## start AVAILABLE RECORDS

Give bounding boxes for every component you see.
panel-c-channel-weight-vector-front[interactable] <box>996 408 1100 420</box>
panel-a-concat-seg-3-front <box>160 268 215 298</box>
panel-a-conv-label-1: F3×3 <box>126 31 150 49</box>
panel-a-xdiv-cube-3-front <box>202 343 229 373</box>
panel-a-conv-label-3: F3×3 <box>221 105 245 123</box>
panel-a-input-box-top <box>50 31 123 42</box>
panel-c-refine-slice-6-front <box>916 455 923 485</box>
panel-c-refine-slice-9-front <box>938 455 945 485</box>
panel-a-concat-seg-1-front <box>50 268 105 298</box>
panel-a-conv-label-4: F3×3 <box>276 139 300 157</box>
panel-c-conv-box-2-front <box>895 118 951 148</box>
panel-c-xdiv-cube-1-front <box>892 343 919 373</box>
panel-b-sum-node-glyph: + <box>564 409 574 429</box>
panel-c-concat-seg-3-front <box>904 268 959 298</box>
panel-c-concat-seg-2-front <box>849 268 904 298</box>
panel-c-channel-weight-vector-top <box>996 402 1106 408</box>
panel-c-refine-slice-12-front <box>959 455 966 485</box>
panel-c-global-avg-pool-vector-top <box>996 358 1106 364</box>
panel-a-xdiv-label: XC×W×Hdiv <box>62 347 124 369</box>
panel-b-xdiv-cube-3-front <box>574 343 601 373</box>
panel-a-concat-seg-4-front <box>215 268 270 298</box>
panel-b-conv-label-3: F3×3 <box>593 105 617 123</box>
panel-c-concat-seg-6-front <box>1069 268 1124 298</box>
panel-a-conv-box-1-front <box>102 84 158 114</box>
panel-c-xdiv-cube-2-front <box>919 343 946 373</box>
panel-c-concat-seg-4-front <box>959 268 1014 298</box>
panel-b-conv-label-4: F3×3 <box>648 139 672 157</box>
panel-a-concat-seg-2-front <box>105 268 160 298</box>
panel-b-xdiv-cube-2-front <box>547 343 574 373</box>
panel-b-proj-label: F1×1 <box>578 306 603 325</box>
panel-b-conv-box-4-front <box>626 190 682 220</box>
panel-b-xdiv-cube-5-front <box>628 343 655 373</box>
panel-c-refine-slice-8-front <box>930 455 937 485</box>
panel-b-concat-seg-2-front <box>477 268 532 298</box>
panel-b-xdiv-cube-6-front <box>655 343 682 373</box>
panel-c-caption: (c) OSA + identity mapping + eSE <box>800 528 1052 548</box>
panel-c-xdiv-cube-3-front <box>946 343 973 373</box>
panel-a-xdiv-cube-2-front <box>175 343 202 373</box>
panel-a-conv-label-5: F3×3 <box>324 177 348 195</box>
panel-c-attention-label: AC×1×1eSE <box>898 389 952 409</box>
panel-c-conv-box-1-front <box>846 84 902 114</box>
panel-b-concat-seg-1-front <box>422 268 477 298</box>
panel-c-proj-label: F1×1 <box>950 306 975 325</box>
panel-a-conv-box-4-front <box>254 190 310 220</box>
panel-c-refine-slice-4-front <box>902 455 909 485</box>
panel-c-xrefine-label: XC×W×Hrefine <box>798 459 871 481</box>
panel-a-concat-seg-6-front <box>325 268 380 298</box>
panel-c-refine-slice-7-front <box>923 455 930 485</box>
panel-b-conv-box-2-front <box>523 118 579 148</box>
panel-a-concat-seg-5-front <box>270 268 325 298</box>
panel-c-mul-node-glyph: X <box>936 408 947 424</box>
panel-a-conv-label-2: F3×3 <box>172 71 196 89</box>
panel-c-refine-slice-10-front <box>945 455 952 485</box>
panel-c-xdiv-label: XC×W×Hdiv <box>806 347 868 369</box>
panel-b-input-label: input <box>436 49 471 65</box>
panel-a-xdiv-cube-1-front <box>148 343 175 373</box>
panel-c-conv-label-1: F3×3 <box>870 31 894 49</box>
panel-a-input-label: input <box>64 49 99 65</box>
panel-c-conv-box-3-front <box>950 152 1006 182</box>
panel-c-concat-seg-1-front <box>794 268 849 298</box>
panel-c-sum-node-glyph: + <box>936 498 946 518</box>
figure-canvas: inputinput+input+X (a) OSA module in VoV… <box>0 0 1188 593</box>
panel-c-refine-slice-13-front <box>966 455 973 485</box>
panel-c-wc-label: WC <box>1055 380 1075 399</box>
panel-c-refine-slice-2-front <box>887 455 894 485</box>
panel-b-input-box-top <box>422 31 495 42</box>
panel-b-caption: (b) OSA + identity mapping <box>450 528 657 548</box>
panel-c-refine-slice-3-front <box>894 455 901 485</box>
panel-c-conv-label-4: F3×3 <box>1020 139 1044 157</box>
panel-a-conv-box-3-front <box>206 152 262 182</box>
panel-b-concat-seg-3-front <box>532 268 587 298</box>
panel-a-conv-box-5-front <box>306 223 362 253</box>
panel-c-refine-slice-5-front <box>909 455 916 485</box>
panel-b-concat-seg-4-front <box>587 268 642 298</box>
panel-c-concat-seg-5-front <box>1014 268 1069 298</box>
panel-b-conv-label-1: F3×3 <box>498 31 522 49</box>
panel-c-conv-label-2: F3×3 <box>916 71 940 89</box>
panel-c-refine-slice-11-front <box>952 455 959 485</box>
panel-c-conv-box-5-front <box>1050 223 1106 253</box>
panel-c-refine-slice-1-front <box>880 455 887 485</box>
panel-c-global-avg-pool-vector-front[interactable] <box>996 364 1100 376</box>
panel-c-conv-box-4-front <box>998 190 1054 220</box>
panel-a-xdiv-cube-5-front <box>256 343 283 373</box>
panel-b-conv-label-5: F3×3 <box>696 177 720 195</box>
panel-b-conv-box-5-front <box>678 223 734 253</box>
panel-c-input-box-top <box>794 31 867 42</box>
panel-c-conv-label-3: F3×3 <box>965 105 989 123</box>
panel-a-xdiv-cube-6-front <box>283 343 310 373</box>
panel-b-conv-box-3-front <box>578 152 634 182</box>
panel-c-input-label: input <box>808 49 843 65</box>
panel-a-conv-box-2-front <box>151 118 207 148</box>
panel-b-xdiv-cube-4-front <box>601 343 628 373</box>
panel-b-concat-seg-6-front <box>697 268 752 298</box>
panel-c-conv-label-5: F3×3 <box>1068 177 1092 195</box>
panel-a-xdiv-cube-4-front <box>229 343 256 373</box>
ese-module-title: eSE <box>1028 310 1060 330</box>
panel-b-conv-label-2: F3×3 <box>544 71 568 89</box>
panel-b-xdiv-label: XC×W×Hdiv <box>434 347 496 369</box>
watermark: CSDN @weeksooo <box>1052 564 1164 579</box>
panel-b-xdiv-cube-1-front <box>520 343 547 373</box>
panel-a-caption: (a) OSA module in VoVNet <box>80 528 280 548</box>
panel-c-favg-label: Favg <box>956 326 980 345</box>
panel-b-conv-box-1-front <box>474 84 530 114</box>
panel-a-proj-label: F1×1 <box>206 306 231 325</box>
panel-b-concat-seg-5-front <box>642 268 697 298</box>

## end AVAILABLE RECORDS

Identify every line of the records that contains the string "vector", treating case as significant, and copy each of those lines.

panel-c-channel-weight-vector-front[interactable] <box>996 408 1100 420</box>
panel-c-channel-weight-vector-top <box>996 402 1106 408</box>
panel-c-global-avg-pool-vector-top <box>996 358 1106 364</box>
panel-c-global-avg-pool-vector-front[interactable] <box>996 364 1100 376</box>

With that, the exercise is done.